• Task to complete
Locate the word "left" in the data below, then copy every line that holds it.

Stored items:
↓↓↓
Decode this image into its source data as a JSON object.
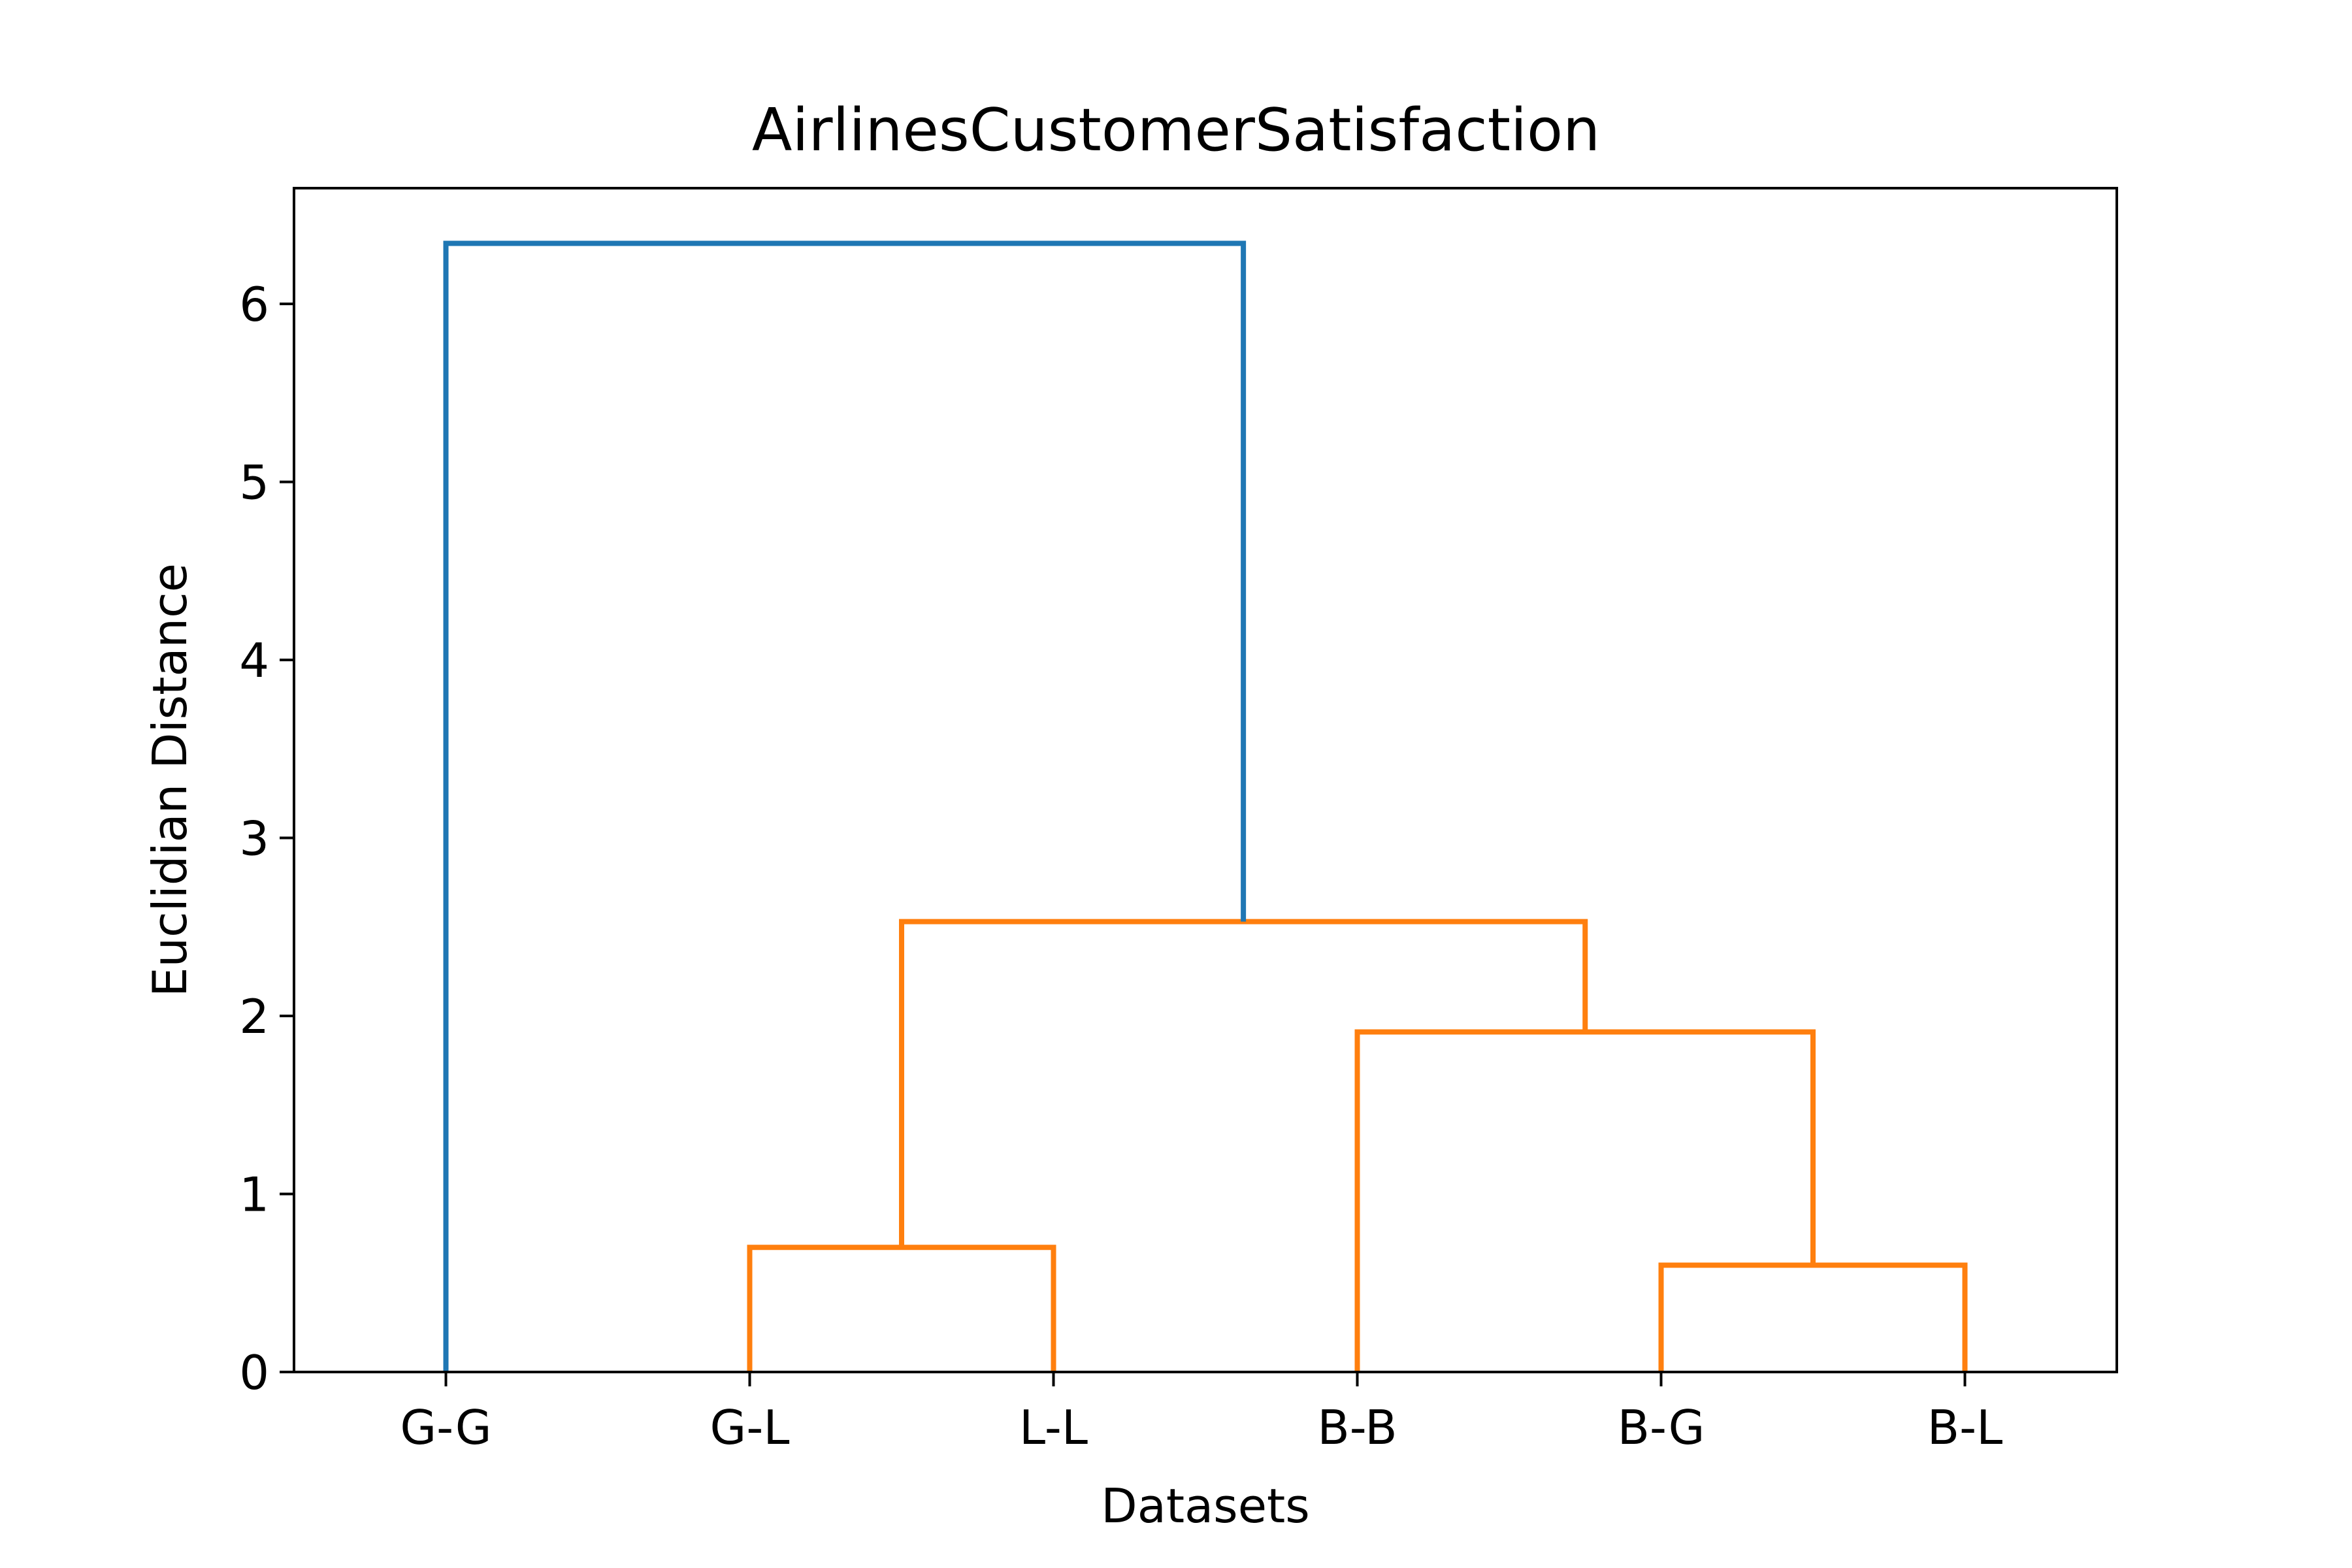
{
  "chart_data": {
    "type": "dendrogram",
    "title": "AirlinesCustomerSatisfaction",
    "xlabel": "Datasets",
    "ylabel": "Euclidian Distance",
    "ylim": [
      0,
      6.65
    ],
    "yticks": [
      0,
      1,
      2,
      3,
      4,
      5,
      6
    ],
    "leaves": [
      "G-G",
      "G-L",
      "L-L",
      "B-B",
      "B-G",
      "B-L"
    ],
    "colors": {
      "above_threshold": "#1f77b4",
      "cluster": "#ff7f0e"
    },
    "merges": [
      {
        "left": "G-L",
        "right": "L-L",
        "height": 0.7,
        "color": "#ff7f0e"
      },
      {
        "left": "B-G",
        "right": "B-L",
        "height": 0.6,
        "color": "#ff7f0e"
      },
      {
        "left": "B-B",
        "right": "B-G + B-L",
        "height": 1.91,
        "color": "#ff7f0e"
      },
      {
        "left": "G-L + L-L",
        "right": "B-B + B-G + B-L",
        "height": 2.53,
        "color": "#ff7f0e"
      },
      {
        "left": "G-G",
        "right": "G-L + L-L + B-B + B-G + B-L",
        "height": 6.34,
        "color": "#1f77b4"
      }
    ],
    "grid": false,
    "legend": "none"
  }
}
↑↑↑
• Worked answer
        "left": "G-L",
        "left": "B-G",
        "left": "B-B",
        "left": "G-L + L-L",
        "left": "G-G",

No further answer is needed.